- YOUR INSTRUCTIONS -
Set down the data below without change, skipping the pictures it holds.
☆ ☆ ☆ ☆
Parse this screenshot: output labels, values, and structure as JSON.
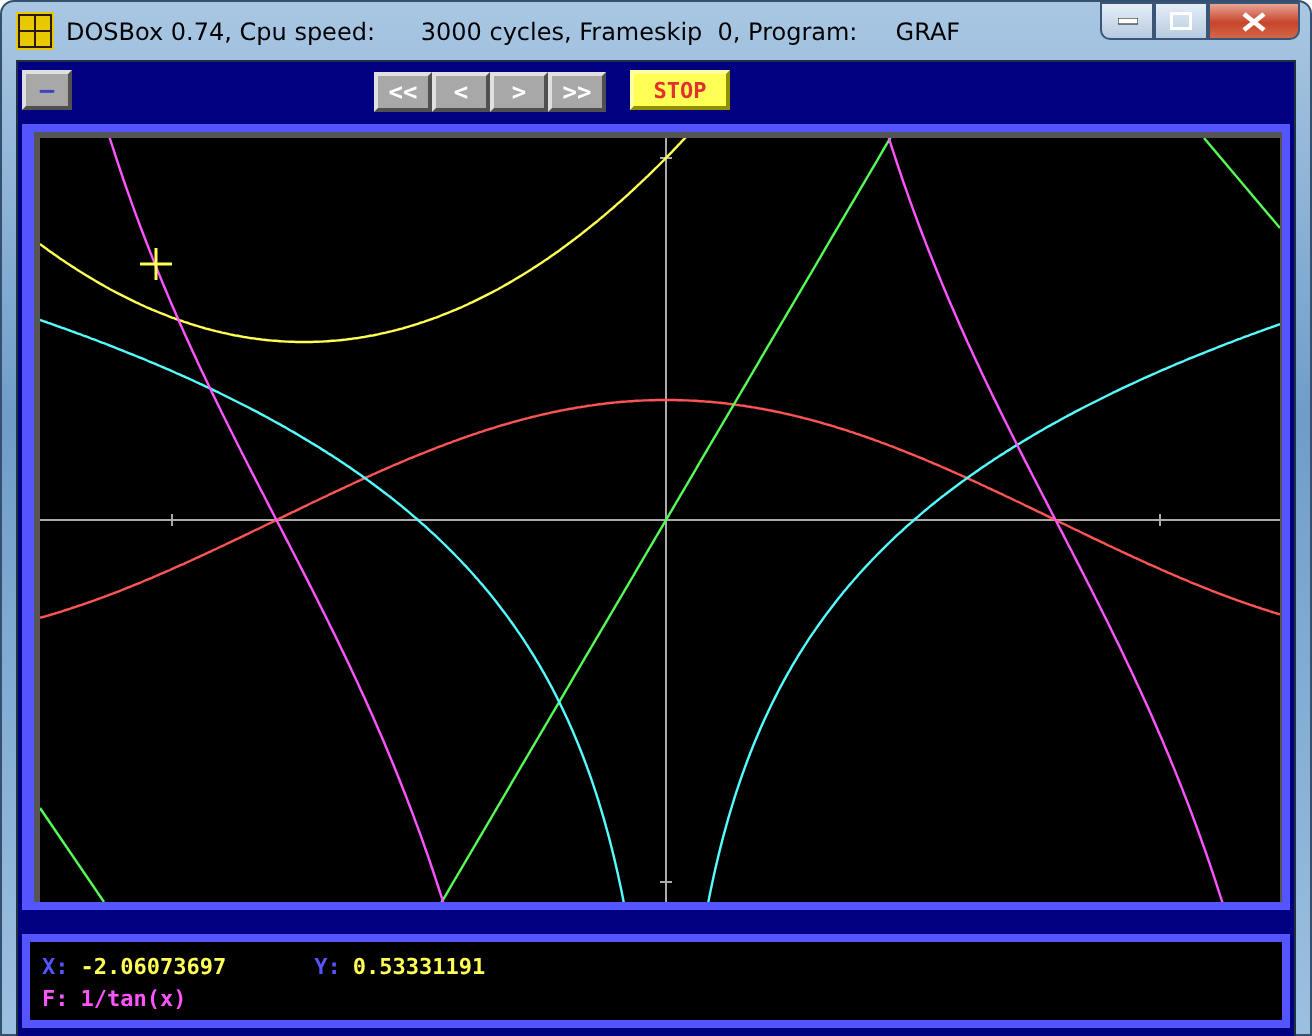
{
  "window": {
    "title": "DOSBox 0.74, Cpu speed:      3000 cycles, Frameskip  0, Program:     GRAF"
  },
  "toolbar": {
    "menu_button": "–",
    "nav_buttons": [
      "<<",
      "<",
      ">",
      ">>"
    ],
    "stop_button": "STOP"
  },
  "status": {
    "x_label": "X:",
    "x_value": "-2.06073697",
    "y_label": "Y:",
    "y_value": "0.53331191",
    "function_label": "F:",
    "function": "1/tan(x)"
  }
}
☆ ☆ ☆ ☆
- RESPONSE TO THIS TASK -
Parse this screenshot: output labels, values, and structure as JSON.
{
  "window": {
    "title": "DOSBox 0.74, Cpu speed:      3000 cycles, Frameskip  0, Program:     GRAF"
  },
  "toolbar": {
    "menu_button": "–",
    "nav_buttons": [
      "<<",
      "<",
      ">",
      ">>"
    ],
    "stop_button": "STOP"
  },
  "status": {
    "x_label": "X:",
    "x_value": "-2.06073697",
    "y_label": "Y:",
    "y_value": "0.53331191",
    "function_label": "F:",
    "function": "1/tan(x)"
  }
}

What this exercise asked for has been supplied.